▸ Extracts from a graphics dataset
◆ ◆ ◆

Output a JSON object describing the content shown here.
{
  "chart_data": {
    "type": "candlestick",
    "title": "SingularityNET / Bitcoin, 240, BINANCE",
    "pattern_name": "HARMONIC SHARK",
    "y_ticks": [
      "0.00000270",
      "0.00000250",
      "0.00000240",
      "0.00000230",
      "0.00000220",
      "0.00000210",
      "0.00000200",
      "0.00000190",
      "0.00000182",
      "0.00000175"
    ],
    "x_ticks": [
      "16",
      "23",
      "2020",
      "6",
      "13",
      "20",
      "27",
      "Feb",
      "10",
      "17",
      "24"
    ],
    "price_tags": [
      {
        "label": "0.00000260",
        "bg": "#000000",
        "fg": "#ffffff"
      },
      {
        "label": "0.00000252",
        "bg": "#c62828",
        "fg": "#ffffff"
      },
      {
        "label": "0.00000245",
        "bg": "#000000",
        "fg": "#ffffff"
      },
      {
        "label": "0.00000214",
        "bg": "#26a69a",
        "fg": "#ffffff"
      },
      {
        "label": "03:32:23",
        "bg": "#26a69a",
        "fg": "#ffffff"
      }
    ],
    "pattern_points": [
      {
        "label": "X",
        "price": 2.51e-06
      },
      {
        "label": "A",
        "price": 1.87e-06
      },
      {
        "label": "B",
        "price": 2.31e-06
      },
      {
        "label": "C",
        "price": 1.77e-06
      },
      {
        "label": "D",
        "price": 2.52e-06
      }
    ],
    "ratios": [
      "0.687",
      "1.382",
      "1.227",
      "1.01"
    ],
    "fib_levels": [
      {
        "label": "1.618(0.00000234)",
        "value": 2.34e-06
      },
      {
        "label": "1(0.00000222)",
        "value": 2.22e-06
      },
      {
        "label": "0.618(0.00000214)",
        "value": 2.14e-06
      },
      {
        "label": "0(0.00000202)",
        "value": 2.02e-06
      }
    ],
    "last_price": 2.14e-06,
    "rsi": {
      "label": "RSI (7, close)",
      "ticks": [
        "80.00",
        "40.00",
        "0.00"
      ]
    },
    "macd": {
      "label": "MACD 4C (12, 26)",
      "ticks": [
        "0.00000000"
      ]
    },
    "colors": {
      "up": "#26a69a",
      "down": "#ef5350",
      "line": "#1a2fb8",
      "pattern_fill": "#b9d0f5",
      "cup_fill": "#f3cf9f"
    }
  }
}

◆ ◆ ◆

▸ EXERCISE AIM
Each line of the material should be echoed exactly.

▸ FINAL RESULT
Output a JSON object describing the content shown here.
{
  "chart_data": {
    "type": "candlestick",
    "title": "SingularityNET / Bitcoin, 240, BINANCE",
    "pattern_name": "HARMONIC SHARK",
    "y_ticks": [
      "0.00000270",
      "0.00000250",
      "0.00000240",
      "0.00000230",
      "0.00000220",
      "0.00000210",
      "0.00000200",
      "0.00000190",
      "0.00000182",
      "0.00000175"
    ],
    "x_ticks": [
      "16",
      "23",
      "2020",
      "6",
      "13",
      "20",
      "27",
      "Feb",
      "10",
      "17",
      "24"
    ],
    "price_tags": [
      {
        "label": "0.00000260",
        "bg": "#000000",
        "fg": "#ffffff"
      },
      {
        "label": "0.00000252",
        "bg": "#c62828",
        "fg": "#ffffff"
      },
      {
        "label": "0.00000245",
        "bg": "#000000",
        "fg": "#ffffff"
      },
      {
        "label": "0.00000214",
        "bg": "#26a69a",
        "fg": "#ffffff"
      },
      {
        "label": "03:32:23",
        "bg": "#26a69a",
        "fg": "#ffffff"
      }
    ],
    "pattern_points": [
      {
        "label": "X",
        "price": 2.51e-06
      },
      {
        "label": "A",
        "price": 1.87e-06
      },
      {
        "label": "B",
        "price": 2.31e-06
      },
      {
        "label": "C",
        "price": 1.77e-06
      },
      {
        "label": "D",
        "price": 2.52e-06
      }
    ],
    "ratios": [
      "0.687",
      "1.382",
      "1.227",
      "1.01"
    ],
    "fib_levels": [
      {
        "label": "1.618(0.00000234)",
        "value": 2.34e-06
      },
      {
        "label": "1(0.00000222)",
        "value": 2.22e-06
      },
      {
        "label": "0.618(0.00000214)",
        "value": 2.14e-06
      },
      {
        "label": "0(0.00000202)",
        "value": 2.02e-06
      }
    ],
    "last_price": 2.14e-06,
    "rsi": {
      "label": "RSI (7, close)",
      "ticks": [
        "80.00",
        "40.00",
        "0.00"
      ]
    },
    "macd": {
      "label": "MACD 4C (12, 26)",
      "ticks": [
        "0.00000000"
      ]
    },
    "colors": {
      "up": "#26a69a",
      "down": "#ef5350",
      "line": "#1a2fb8",
      "pattern_fill": "#b9d0f5",
      "cup_fill": "#f3cf9f"
    }
  }
}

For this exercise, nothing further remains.